**Written exercise:**
Count the lines below that contain the string "アメダス日照". Reply with the number alone.

-- Start Input for this task --

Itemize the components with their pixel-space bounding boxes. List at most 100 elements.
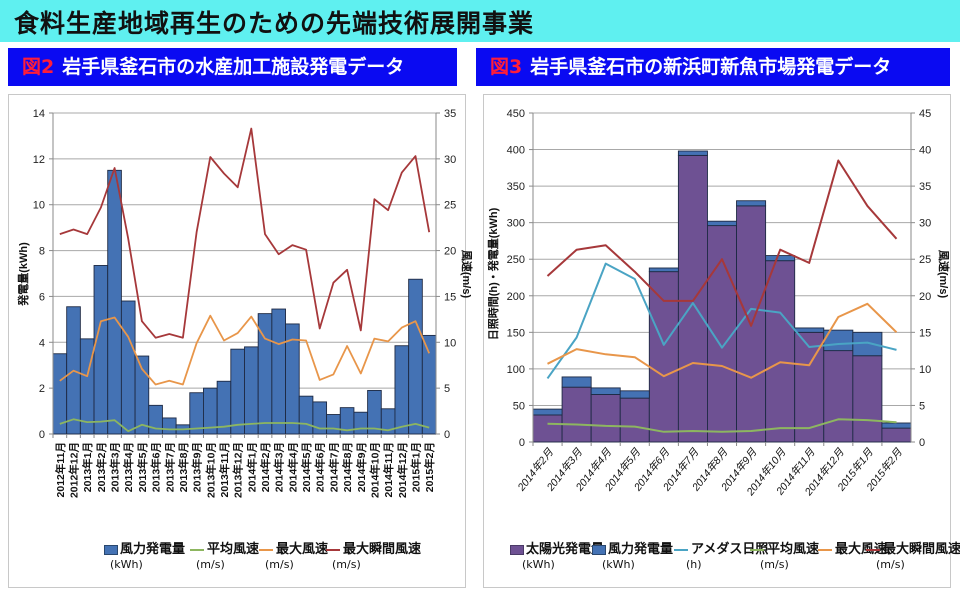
right-tick-label: 25	[919, 254, 931, 266]
x-tick-label: 2014年9月	[355, 442, 368, 492]
legend-item-wind-power: 風力発電量 (kWh)	[104, 538, 185, 571]
left-tick-label: 150	[507, 327, 525, 339]
left-tick-label: 100	[507, 364, 525, 376]
right-tick-label: 30	[444, 154, 456, 166]
x-tick-label: 2013年12月	[232, 442, 245, 498]
series-line	[547, 418, 897, 433]
x-tick-label: 2013年9月	[191, 442, 204, 492]
legend-item-avg-wind: 平均風速 (m/s)	[750, 538, 819, 571]
x-tick-label: 2014年6月	[314, 442, 327, 492]
legend-item-max-wind: 最大風速	[818, 538, 887, 557]
left-tick-label: 50	[513, 400, 525, 412]
figure-3-legend: 太陽光発電量 (kWh) 風力発電量 (kWh) アメダス日照 (h) 平均風速…	[510, 538, 960, 583]
left-tick-label: 350	[507, 181, 525, 193]
x-tick-label: 2014年8月	[341, 442, 354, 492]
bar	[561, 386, 592, 443]
bar-swatch-icon	[510, 544, 524, 555]
left-tick-label: 8	[39, 246, 45, 258]
right-tick-label: 0	[444, 429, 450, 441]
bar	[765, 260, 796, 443]
right-tick-label: 5	[444, 383, 450, 395]
bar	[881, 422, 912, 429]
left-tick-label: 250	[507, 254, 525, 266]
bar	[823, 350, 854, 443]
series-line	[59, 418, 430, 433]
bar	[707, 220, 737, 227]
x-tick-label: 2013年11月	[218, 442, 231, 497]
x-tick-label: 2013年7月	[163, 442, 176, 492]
left-tick-label: 450	[507, 108, 525, 120]
figure-3-number: 図3	[490, 56, 523, 78]
line-swatch-icon	[259, 548, 273, 551]
left-axis-label: 発電量(kWh)	[16, 242, 30, 307]
bar	[590, 387, 621, 395]
line-swatch-icon	[674, 548, 688, 551]
bar	[532, 414, 563, 443]
x-tick-label: 2014年7月	[327, 442, 340, 492]
legend-item-max-gust: 最大瞬間風速 (m/s)	[866, 538, 960, 571]
legend-item-max-wind: 最大風速 (m/s)	[259, 538, 328, 571]
right-axis-label: 風速(m/s)	[460, 250, 474, 299]
left-tick-label: 0	[519, 437, 525, 449]
line-swatch-icon	[818, 548, 832, 551]
series-line	[546, 262, 897, 379]
right-tick-label: 20	[444, 246, 456, 258]
bar	[619, 390, 650, 399]
x-tick-label: 2013年5月	[136, 442, 149, 492]
right-tick-label: 25	[444, 200, 456, 212]
right-tick-label: 0	[919, 437, 925, 449]
right-tick-label: 35	[919, 181, 931, 193]
figure-3-title: 岩手県釜石市の新浜町新魚市場発電データ	[530, 56, 892, 78]
bar	[648, 271, 679, 443]
left-tick-label: 400	[507, 145, 525, 157]
bar	[736, 200, 767, 207]
x-tick-label: 2014年10月	[368, 442, 381, 498]
bar	[590, 394, 621, 443]
bar	[619, 397, 650, 443]
bar	[648, 267, 679, 273]
right-tick-label: 20	[919, 291, 931, 303]
x-tick-label: 2013年6月	[150, 442, 163, 492]
bar	[677, 154, 708, 443]
series-line	[59, 127, 431, 339]
left-tick-label: 12	[33, 154, 45, 166]
legend-item-wind-power: 風力発電量 (kWh)	[592, 538, 673, 571]
bar	[881, 427, 912, 443]
legend-item-sunshine: アメダス日照 (h)	[674, 538, 768, 571]
x-tick-label: 2014年3月	[273, 442, 286, 492]
right-tick-label: 10	[919, 364, 931, 376]
bar	[794, 327, 825, 333]
left-tick-label: 4	[39, 337, 45, 349]
x-tick-label: 2012年12月	[68, 442, 81, 498]
x-tick-label: 2013年1月	[81, 442, 94, 492]
x-tick-label: 2015年2月	[423, 442, 436, 492]
title-banner: 食料生産地域再生のための先端技術展開事業	[0, 0, 960, 42]
right-tick-label: 15	[444, 291, 456, 303]
x-tick-label: 2014年2月	[259, 442, 272, 492]
bar	[677, 150, 708, 156]
right-axis-label: 風速(m/s)	[937, 250, 951, 299]
right-tick-label: 45	[919, 108, 931, 120]
left-tick-label: 6	[39, 291, 45, 303]
line-swatch-icon	[750, 548, 764, 551]
x-tick-label: 2015年1月	[409, 442, 422, 492]
bar	[561, 376, 592, 388]
right-tick-label: 40	[919, 145, 931, 157]
figure-2-title: 岩手県釜石市の水産加工施設発電データ	[62, 56, 405, 78]
x-tick-label: 2014年11月	[382, 442, 395, 497]
left-tick-label: 300	[507, 218, 525, 230]
x-tick-label: 2013年8月	[177, 442, 190, 492]
right-tick-label: 30	[919, 218, 931, 230]
line-swatch-icon	[326, 548, 340, 551]
x-tick-label: 2014年12月	[396, 442, 409, 498]
right-tick-label: 35	[444, 108, 456, 120]
x-tick-label: 2012年11月	[54, 442, 67, 497]
series-line	[59, 314, 431, 386]
figure-2-legend: 風力発電量 (kWh) 平均風速 (m/s) 最大風速 (m/s) 最大瞬間風速…	[104, 538, 464, 583]
line-swatch-icon	[190, 548, 204, 551]
left-axis-label: 日照時間(h)・発電量(kWh)	[486, 207, 500, 340]
figure-3-header: 図3 岩手県釜石市の新浜町新魚市場発電データ	[476, 48, 950, 86]
x-tick-label: 2013年4月	[122, 442, 135, 492]
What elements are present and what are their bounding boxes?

-- End Input for this task --

**Right answer:**
2